Mzinga is my attempt at an open-source AI for the board game Hive. So far in this series of posts, I’ve given an overview of the project, a dive into Mzinga’s AI, and then a deeper dive into Mzinga’s board evaluation function. All together, I have quite the framework for executinga decent Hive AI, but the question remains: How do I make it better?
How do people get better at games? Study and competition. Trial and error. Strategies that win us games are remembered and repeated while plays that lose us games are remembered so that we don’t repeat them. But in a game with so many things to consider, where there is no “right” move each turn, you can’t just memorize the answer, you have to actually play.
What are the things to consider? The metrics I talked about in the last post, like how many moves are available and what pieces are surrounded or pinned. Mzinga looks at some ~90 different metrics. For each there is a corresponding weight, measuring how much each metric should impact the board’s score.
How an AI plays is largely determined by what their metric weights are. AIs with different weights will make different decisions on which move to play. Creating the best AI then, is an exercise in determining the best metric weights. Since we don’t know what are the best numbers, our best option is to:
- Create a bunch of AIs with different metric weights
- Have them play a ton of games against one another
- Pick the one that proves that it’s the best
To pick the best one, I need a way of rating each AI. So I followed in chess’s footsteps and adopted the Elo rating system. It does a few of things I like:
- Each player has only one number to keep track of, so it’s easy to see who’s the “best”

• _Extracted entries_

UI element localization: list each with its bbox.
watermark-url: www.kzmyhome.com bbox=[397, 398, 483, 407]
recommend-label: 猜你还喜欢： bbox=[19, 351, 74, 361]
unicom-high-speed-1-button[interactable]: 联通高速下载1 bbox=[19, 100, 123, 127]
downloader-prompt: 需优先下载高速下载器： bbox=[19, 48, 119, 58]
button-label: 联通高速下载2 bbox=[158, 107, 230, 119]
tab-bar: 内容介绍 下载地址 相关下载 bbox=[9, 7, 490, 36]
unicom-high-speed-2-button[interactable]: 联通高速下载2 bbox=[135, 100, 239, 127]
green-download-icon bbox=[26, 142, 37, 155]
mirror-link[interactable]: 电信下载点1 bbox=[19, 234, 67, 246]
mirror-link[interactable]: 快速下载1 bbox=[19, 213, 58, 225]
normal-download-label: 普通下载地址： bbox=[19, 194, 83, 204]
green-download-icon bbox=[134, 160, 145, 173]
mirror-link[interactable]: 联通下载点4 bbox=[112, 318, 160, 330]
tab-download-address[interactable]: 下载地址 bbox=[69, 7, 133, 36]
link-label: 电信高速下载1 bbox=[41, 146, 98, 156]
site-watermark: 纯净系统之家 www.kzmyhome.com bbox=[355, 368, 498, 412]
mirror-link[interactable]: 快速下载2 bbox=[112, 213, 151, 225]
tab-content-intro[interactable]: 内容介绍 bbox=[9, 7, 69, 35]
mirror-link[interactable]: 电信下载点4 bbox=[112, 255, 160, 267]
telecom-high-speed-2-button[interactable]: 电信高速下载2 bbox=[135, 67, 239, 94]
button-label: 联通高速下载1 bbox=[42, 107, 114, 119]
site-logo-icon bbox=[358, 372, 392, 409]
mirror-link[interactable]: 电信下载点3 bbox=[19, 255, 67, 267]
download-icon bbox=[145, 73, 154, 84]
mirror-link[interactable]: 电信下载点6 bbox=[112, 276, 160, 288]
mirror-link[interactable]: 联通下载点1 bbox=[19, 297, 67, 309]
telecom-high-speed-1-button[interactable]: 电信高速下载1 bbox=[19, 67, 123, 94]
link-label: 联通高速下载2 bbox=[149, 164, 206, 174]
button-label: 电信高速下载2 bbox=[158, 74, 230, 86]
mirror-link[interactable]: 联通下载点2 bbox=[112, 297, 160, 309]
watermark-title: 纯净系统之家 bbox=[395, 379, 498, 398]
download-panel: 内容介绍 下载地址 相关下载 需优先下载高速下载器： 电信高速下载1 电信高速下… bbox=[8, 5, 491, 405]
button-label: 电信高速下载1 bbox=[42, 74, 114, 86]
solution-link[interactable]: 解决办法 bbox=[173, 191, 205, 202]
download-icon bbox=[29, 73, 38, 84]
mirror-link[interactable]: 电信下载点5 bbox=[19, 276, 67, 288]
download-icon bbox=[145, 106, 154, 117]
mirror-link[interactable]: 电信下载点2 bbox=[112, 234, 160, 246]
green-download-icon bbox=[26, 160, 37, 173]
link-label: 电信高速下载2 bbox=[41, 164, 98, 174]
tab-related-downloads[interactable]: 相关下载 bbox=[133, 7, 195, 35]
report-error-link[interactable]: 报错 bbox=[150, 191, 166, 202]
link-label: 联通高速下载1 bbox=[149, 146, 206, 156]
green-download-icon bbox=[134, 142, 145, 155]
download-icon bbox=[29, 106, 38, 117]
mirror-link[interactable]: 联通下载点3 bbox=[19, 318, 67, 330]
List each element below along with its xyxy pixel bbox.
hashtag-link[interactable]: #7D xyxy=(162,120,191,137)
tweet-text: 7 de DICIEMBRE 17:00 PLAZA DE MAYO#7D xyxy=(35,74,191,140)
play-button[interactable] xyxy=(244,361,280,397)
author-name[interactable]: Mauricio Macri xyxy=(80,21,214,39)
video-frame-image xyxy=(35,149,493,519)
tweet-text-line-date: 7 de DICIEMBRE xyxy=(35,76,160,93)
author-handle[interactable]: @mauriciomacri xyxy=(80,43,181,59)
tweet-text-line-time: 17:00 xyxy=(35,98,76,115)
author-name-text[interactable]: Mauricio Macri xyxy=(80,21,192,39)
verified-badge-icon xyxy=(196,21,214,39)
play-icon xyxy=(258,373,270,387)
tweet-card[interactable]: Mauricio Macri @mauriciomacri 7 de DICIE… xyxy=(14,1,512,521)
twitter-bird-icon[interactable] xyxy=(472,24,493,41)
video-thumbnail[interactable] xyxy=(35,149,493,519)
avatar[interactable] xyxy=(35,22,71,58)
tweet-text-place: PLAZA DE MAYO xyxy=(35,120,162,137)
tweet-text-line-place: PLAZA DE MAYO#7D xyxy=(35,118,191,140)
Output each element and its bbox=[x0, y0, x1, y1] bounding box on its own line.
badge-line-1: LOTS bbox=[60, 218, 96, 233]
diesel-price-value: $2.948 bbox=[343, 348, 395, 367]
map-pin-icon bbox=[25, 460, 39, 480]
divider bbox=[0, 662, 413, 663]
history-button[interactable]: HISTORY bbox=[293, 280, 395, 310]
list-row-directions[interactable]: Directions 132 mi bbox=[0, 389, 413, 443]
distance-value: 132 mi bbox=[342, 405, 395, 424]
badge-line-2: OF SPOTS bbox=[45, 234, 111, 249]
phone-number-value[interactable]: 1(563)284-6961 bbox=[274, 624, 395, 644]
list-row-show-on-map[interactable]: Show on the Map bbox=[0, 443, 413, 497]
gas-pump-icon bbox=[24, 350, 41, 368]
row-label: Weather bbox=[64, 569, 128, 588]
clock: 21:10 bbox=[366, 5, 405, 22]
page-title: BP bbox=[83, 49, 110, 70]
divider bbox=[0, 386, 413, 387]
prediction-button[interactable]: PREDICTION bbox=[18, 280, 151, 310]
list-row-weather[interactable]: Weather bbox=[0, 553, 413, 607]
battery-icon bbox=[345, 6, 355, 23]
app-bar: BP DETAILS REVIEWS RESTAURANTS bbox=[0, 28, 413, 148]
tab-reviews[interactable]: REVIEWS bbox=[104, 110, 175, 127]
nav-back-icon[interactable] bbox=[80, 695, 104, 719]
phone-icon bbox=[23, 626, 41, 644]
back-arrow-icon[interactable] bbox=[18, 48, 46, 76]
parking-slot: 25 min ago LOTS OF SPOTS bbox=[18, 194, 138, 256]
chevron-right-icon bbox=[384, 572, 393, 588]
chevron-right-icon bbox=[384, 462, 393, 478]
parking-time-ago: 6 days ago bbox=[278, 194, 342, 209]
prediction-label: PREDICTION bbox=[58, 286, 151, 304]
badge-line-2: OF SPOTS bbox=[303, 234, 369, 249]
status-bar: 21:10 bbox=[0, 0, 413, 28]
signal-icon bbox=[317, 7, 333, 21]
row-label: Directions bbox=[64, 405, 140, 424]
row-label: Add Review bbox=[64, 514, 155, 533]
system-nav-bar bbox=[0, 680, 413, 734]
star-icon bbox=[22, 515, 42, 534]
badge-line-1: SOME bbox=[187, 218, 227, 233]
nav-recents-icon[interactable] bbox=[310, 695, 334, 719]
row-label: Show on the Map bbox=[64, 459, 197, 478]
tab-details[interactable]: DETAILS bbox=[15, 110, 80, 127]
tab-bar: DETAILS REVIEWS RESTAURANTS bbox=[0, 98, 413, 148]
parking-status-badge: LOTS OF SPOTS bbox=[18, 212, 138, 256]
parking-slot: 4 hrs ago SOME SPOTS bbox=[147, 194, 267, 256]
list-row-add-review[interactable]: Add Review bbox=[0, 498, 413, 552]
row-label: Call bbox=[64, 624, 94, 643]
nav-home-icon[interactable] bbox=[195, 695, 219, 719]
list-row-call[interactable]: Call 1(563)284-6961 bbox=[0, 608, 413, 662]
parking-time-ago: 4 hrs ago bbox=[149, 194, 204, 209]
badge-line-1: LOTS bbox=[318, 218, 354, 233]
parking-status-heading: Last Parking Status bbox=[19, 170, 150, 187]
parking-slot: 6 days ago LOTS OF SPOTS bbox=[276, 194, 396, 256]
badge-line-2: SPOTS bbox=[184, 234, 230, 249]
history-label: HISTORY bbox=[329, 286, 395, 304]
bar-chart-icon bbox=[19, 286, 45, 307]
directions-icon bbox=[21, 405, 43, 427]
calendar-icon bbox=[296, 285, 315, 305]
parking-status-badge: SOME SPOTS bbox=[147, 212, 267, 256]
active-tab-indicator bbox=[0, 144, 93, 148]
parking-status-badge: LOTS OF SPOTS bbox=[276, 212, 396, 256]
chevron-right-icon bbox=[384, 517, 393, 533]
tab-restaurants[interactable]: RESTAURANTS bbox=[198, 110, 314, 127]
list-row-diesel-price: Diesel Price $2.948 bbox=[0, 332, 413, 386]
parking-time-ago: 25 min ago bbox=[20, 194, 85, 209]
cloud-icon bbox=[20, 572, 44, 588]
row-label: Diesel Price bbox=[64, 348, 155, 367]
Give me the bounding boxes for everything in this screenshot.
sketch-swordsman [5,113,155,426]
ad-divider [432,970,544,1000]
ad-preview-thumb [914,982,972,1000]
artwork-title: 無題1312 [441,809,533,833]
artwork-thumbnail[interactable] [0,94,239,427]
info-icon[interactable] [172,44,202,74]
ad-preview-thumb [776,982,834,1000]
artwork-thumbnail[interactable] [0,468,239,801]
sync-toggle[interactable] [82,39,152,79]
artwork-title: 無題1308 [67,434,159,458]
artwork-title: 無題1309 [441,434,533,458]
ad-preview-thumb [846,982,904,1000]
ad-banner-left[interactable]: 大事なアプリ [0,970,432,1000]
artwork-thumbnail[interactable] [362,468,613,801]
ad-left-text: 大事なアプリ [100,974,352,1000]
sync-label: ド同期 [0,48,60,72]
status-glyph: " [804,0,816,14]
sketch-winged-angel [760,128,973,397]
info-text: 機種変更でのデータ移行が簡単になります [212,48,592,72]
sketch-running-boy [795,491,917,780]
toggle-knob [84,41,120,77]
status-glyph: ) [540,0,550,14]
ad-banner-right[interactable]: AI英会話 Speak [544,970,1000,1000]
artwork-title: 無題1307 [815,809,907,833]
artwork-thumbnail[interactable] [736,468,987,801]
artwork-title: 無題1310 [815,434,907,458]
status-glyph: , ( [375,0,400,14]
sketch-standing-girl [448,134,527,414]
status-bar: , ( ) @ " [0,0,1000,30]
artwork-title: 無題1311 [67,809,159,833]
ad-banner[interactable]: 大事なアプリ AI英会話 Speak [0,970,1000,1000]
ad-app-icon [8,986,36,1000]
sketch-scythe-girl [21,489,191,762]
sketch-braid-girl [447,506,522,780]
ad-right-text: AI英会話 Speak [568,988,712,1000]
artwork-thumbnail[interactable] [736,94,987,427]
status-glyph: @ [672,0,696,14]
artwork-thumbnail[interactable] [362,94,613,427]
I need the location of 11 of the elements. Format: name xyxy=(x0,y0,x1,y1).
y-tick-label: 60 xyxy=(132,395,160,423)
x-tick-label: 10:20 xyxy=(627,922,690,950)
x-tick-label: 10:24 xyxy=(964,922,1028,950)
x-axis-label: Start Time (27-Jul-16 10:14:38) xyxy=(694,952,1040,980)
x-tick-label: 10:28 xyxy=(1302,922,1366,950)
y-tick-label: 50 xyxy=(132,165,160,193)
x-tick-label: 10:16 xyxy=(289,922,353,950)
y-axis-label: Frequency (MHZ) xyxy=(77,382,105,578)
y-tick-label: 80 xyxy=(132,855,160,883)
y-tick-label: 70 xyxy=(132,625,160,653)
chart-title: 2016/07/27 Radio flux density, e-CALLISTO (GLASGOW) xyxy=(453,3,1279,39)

• _Brief 1_
In the Mzinga post, condense the paragraph beginning "What are the things to consider?" into a short bulleted list that keeps its main facts.
• _Brief 2_
According to the Mzinga post, which rating system was adopted to rate each AI?
• _Brief 3_
Set down the portion of the Mzinga post from "Mzinga is my" to "make it better?", word for word.

• _Full solution 1_
- The things to consider are the metrics from the previous post, such as how many moves are available and which pieces are surrounded or pinned.
- Mzinga looks at roughly 90 different metrics.
- Each metric has a corresponding weight that measures how much it should affect the board's score.

• _Full solution 2_
The Elo rating system, following chess.

• _Full solution 3_
Mzinga is my attempt at an open-source AI for the board game Hive. So far in this series of posts, I’ve given an overview of the project, a dive into Mzinga’s AI, and then a deeper dive into Mzinga’s board evaluation function. All together, I have quite the framework for executinga decent Hive AI, but the question remains: How do I make it better?